__Entries supplied__.
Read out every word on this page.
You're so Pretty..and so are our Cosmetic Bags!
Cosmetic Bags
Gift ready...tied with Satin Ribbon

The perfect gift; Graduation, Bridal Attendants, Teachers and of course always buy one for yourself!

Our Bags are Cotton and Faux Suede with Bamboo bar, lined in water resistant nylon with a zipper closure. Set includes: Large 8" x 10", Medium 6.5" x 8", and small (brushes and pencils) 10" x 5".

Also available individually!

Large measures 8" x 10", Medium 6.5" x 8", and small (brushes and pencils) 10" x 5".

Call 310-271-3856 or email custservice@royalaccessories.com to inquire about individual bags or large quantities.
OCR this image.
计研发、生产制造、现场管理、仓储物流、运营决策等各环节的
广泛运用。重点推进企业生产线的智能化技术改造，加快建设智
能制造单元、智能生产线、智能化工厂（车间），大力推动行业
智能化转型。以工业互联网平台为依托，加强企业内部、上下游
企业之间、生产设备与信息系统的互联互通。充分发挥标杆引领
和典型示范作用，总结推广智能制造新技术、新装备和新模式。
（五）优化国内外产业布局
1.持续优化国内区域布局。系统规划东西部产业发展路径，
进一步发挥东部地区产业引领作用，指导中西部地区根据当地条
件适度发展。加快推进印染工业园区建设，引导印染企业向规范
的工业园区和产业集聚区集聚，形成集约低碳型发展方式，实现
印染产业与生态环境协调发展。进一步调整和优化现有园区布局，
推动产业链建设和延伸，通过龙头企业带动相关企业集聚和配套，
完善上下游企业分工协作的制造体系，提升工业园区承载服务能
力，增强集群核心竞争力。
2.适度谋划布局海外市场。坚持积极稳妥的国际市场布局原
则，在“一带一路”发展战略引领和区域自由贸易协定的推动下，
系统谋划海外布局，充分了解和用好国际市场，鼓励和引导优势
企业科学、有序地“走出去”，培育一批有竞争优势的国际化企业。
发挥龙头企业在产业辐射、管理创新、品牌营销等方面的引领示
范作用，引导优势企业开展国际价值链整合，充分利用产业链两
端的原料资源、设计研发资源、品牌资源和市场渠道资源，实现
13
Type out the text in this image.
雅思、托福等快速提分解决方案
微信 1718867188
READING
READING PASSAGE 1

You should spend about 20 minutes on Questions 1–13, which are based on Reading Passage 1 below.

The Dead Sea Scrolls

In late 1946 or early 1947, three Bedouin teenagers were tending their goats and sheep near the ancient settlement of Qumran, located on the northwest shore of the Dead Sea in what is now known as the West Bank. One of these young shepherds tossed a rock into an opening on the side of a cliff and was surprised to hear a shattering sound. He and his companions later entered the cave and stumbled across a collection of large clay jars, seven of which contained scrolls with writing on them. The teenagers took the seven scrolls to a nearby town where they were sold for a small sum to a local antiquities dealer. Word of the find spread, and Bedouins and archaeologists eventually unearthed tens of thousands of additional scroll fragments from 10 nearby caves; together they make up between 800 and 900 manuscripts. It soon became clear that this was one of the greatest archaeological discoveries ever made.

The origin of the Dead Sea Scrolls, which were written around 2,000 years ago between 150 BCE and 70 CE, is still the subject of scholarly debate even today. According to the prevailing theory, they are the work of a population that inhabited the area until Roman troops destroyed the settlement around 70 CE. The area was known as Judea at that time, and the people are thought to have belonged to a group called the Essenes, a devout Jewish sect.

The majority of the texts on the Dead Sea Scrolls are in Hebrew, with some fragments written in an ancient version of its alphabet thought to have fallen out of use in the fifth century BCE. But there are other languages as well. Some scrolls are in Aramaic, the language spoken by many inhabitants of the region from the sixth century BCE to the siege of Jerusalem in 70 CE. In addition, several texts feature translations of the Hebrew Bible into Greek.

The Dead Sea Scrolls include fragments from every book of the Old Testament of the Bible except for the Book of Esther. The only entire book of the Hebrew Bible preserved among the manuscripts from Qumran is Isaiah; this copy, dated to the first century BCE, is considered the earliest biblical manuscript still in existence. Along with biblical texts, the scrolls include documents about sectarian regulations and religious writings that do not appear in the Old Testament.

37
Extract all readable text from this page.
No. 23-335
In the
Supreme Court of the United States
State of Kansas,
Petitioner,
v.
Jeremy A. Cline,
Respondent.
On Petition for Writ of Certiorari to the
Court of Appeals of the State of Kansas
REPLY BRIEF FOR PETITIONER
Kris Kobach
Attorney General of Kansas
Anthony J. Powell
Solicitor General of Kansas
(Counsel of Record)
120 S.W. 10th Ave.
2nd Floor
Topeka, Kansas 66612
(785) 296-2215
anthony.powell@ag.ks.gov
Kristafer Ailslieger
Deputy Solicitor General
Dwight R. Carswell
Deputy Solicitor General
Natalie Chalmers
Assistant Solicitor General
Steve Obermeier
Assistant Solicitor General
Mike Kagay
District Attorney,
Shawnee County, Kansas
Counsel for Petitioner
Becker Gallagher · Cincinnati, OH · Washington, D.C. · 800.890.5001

__Task statement__. Count every line in the entries above where the word "they" appears; respond with the number alone.

__Task result__. 2